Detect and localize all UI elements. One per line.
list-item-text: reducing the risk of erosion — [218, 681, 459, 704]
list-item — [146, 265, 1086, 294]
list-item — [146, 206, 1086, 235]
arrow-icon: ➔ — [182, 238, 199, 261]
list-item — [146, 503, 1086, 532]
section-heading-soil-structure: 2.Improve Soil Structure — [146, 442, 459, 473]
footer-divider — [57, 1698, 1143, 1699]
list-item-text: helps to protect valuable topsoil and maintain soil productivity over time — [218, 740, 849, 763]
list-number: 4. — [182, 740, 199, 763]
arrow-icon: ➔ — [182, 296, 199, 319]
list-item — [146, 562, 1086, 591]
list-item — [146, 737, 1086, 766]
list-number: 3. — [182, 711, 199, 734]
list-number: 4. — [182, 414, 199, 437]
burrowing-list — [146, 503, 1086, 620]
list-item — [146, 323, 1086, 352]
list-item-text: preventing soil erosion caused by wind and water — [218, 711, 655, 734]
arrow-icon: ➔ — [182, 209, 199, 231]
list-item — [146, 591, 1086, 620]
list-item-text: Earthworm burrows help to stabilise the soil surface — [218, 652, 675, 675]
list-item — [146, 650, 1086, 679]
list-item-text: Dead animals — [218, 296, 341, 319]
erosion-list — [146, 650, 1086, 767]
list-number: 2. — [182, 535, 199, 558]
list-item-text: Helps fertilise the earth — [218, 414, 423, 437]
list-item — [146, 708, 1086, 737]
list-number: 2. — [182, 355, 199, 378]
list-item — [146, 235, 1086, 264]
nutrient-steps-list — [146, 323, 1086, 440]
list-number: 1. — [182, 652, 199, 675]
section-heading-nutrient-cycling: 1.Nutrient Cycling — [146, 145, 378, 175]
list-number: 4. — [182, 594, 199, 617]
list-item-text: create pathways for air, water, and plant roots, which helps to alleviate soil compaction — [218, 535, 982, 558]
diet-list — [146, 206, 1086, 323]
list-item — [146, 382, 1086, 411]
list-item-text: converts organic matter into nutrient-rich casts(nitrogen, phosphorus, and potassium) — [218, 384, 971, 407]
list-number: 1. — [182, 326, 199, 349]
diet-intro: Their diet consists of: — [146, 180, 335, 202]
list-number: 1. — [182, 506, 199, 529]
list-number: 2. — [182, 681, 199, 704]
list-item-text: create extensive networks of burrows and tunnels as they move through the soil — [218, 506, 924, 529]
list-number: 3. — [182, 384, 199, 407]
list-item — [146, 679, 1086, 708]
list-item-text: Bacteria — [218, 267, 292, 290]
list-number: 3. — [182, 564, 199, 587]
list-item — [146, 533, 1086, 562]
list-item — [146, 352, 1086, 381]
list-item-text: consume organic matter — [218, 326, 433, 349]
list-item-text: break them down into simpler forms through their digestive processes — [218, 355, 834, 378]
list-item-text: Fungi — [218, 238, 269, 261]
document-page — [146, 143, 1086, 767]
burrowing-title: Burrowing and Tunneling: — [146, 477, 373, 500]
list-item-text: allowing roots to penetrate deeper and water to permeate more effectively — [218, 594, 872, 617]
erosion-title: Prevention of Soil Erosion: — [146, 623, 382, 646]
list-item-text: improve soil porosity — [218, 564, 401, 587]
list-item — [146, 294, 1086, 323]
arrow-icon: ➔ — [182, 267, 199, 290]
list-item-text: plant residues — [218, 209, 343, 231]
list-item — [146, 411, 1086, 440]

■ ■ ■ ■

PROBLEM TO WORK ON: Hand back the whole listing, exactly as it is.

ANSWER TO THIS EXERCISE:
Detect and localize all UI elements. One per line.
list-item-text: reducing the risk of erosion — [218, 681, 459, 704]
list-item — [146, 265, 1086, 294]
list-item — [146, 206, 1086, 235]
arrow-icon: ➔ — [182, 238, 199, 261]
list-item — [146, 503, 1086, 532]
section-heading-soil-structure: 2.Improve Soil Structure — [146, 442, 459, 473]
footer-divider — [57, 1698, 1143, 1699]
list-item-text: helps to protect valuable topsoil and maintain soil productivity over time — [218, 740, 849, 763]
list-number: 4. — [182, 740, 199, 763]
arrow-icon: ➔ — [182, 296, 199, 319]
list-item — [146, 562, 1086, 591]
list-item — [146, 737, 1086, 766]
list-number: 3. — [182, 711, 199, 734]
list-number: 4. — [182, 414, 199, 437]
burrowing-list — [146, 503, 1086, 620]
list-item — [146, 323, 1086, 352]
list-item-text: preventing soil erosion caused by wind and water — [218, 711, 655, 734]
arrow-icon: ➔ — [182, 209, 199, 231]
list-item — [146, 591, 1086, 620]
list-item-text: Earthworm burrows help to stabilise the soil surface — [218, 652, 675, 675]
list-item — [146, 650, 1086, 679]
list-item-text: Dead animals — [218, 296, 341, 319]
erosion-list — [146, 650, 1086, 767]
list-number: 2. — [182, 535, 199, 558]
list-item-text: Helps fertilise the earth — [218, 414, 423, 437]
list-item — [146, 708, 1086, 737]
list-number: 2. — [182, 355, 199, 378]
list-item — [146, 235, 1086, 264]
nutrient-steps-list — [146, 323, 1086, 440]
list-number: 1. — [182, 652, 199, 675]
section-heading-nutrient-cycling: 1.Nutrient Cycling — [146, 145, 378, 175]
list-number: 4. — [182, 594, 199, 617]
list-item-text: create pathways for air, water, and plant roots, which helps to alleviate soil compaction — [218, 535, 982, 558]
diet-list — [146, 206, 1086, 323]
list-item — [146, 382, 1086, 411]
list-item-text: converts organic matter into nutrient-rich casts(nitrogen, phosphorus, and potassium) — [218, 384, 971, 407]
list-number: 1. — [182, 326, 199, 349]
diet-intro: Their diet consists of: — [146, 180, 335, 202]
list-number: 1. — [182, 506, 199, 529]
list-number: 2. — [182, 681, 199, 704]
list-item-text: create extensive networks of burrows and tunnels as they move through the soil — [218, 506, 924, 529]
list-number: 3. — [182, 384, 199, 407]
list-item — [146, 679, 1086, 708]
list-item-text: Bacteria — [218, 267, 292, 290]
list-number: 3. — [182, 564, 199, 587]
list-item — [146, 533, 1086, 562]
list-item — [146, 352, 1086, 381]
list-item-text: consume organic matter — [218, 326, 433, 349]
list-item-text: break them down into simpler forms through their digestive processes — [218, 355, 834, 378]
list-item-text: Fungi — [218, 238, 269, 261]
document-page — [146, 143, 1086, 767]
burrowing-title: Burrowing and Tunneling: — [146, 477, 373, 500]
list-item-text: allowing roots to penetrate deeper and water to permeate more effectively — [218, 594, 872, 617]
erosion-title: Prevention of Soil Erosion: — [146, 623, 382, 646]
list-item-text: improve soil porosity — [218, 564, 401, 587]
list-item — [146, 294, 1086, 323]
arrow-icon: ➔ — [182, 267, 199, 290]
list-item-text: plant residues — [218, 209, 343, 231]
list-item — [146, 411, 1086, 440]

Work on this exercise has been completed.